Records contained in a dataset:

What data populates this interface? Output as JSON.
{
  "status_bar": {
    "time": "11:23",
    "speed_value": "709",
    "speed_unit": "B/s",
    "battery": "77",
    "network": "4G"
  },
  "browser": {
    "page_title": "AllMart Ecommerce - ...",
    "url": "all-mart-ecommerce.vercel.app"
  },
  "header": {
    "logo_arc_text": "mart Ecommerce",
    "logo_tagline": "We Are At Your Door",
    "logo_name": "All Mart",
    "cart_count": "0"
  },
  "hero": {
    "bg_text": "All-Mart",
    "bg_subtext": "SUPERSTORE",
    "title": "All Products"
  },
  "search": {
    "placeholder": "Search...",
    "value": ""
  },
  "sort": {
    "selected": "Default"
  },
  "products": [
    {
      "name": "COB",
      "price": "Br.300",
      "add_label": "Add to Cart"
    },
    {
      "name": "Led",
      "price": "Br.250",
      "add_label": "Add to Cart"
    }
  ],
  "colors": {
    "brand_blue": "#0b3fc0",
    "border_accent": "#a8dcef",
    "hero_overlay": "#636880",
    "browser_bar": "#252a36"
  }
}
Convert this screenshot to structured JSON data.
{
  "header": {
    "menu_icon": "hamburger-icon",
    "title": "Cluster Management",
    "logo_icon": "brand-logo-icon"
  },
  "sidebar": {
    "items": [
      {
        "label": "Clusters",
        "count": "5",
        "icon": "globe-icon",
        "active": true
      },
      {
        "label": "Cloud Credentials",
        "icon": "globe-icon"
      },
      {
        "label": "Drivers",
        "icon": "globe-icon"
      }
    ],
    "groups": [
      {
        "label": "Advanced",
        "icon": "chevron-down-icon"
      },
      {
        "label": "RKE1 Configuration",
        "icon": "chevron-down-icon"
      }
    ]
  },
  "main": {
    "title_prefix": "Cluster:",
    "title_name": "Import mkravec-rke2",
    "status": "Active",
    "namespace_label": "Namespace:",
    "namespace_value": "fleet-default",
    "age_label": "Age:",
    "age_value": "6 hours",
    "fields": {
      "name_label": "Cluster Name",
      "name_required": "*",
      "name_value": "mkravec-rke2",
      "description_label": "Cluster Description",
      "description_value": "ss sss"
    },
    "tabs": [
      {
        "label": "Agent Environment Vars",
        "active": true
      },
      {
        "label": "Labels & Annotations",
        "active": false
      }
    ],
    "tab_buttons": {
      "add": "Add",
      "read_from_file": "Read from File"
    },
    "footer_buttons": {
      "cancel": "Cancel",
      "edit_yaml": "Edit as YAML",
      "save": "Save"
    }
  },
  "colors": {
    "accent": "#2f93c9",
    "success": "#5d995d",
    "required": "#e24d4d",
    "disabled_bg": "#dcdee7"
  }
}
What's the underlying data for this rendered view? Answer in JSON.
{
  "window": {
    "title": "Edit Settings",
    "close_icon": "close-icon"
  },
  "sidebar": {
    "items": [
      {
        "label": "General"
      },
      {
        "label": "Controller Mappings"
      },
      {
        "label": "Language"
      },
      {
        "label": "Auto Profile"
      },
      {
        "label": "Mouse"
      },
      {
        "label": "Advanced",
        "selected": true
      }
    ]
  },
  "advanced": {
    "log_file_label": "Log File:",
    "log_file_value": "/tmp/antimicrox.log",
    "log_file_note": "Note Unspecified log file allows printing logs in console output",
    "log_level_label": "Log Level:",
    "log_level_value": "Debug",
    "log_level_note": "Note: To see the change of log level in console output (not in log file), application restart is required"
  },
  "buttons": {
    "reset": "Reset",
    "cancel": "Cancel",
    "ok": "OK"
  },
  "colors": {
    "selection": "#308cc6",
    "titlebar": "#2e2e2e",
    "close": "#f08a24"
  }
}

▸ Task directions
Reproduce each entry from the records above, character for character.

▸ Exercise solution
What data populates this interface? Output as JSON.
{
  "status_bar": {
    "time": "11:23",
    "speed_value": "709",
    "speed_unit": "B/s",
    "battery": "77",
    "network": "4G"
  },
  "browser": {
    "page_title": "AllMart Ecommerce - ...",
    "url": "all-mart-ecommerce.vercel.app"
  },
  "header": {
    "logo_arc_text": "mart Ecommerce",
    "logo_tagline": "We Are At Your Door",
    "logo_name": "All Mart",
    "cart_count": "0"
  },
  "hero": {
    "bg_text": "All-Mart",
    "bg_subtext": "SUPERSTORE",
    "title": "All Products"
  },
  "search": {
    "placeholder": "Search...",
    "value": ""
  },
  "sort": {
    "selected": "Default"
  },
  "products": [
    {
      "name": "COB",
      "price": "Br.300",
      "add_label": "Add to Cart"
    },
    {
      "name": "Led",
      "price": "Br.250",
      "add_label": "Add to Cart"
    }
  ],
  "colors": {
    "brand_blue": "#0b3fc0",
    "border_accent": "#a8dcef",
    "hero_overlay": "#636880",
    "browser_bar": "#252a36"
  }
}
Convert this screenshot to structured JSON data.
{
  "header": {
    "menu_icon": "hamburger-icon",
    "title": "Cluster Management",
    "logo_icon": "brand-logo-icon"
  },
  "sidebar": {
    "items": [
      {
        "label": "Clusters",
        "count": "5",
        "icon": "globe-icon",
        "active": true
      },
      {
        "label": "Cloud Credentials",
        "icon": "globe-icon"
      },
      {
        "label": "Drivers",
        "icon": "globe-icon"
      }
    ],
    "groups": [
      {
        "label": "Advanced",
        "icon": "chevron-down-icon"
      },
      {
        "label": "RKE1 Configuration",
        "icon": "chevron-down-icon"
      }
    ]
  },
  "main": {
    "title_prefix": "Cluster:",
    "title_name": "Import mkravec-rke2",
    "status": "Active",
    "namespace_label": "Namespace:",
    "namespace_value": "fleet-default",
    "age_label": "Age:",
    "age_value": "6 hours",
    "fields": {
      "name_label": "Cluster Name",
      "name_required": "*",
      "name_value": "mkravec-rke2",
      "description_label": "Cluster Description",
      "description_value": "ss sss"
    },
    "tabs": [
      {
        "label": "Agent Environment Vars",
        "active": true
      },
      {
        "label": "Labels & Annotations",
        "active": false
      }
    ],
    "tab_buttons": {
      "add": "Add",
      "read_from_file": "Read from File"
    },
    "footer_buttons": {
      "cancel": "Cancel",
      "edit_yaml": "Edit as YAML",
      "save": "Save"
    }
  },
  "colors": {
    "accent": "#2f93c9",
    "success": "#5d995d",
    "required": "#e24d4d",
    "disabled_bg": "#dcdee7"
  }
}
What's the underlying data for this rendered view? Answer in JSON.
{
  "window": {
    "title": "Edit Settings",
    "close_icon": "close-icon"
  },
  "sidebar": {
    "items": [
      {
        "label": "General"
      },
      {
        "label": "Controller Mappings"
      },
      {
        "label": "Language"
      },
      {
        "label": "Auto Profile"
      },
      {
        "label": "Mouse"
      },
      {
        "label": "Advanced",
        "selected": true
      }
    ]
  },
  "advanced": {
    "log_file_label": "Log File:",
    "log_file_value": "/tmp/antimicrox.log",
    "log_file_note": "Note Unspecified log file allows printing logs in console output",
    "log_level_label": "Log Level:",
    "log_level_value": "Debug",
    "log_level_note": "Note: To see the change of log level in console output (not in log file), application restart is required"
  },
  "buttons": {
    "reset": "Reset",
    "cancel": "Cancel",
    "ok": "OK"
  },
  "colors": {
    "selection": "#308cc6",
    "titlebar": "#2e2e2e",
    "close": "#f08a24"
  }
}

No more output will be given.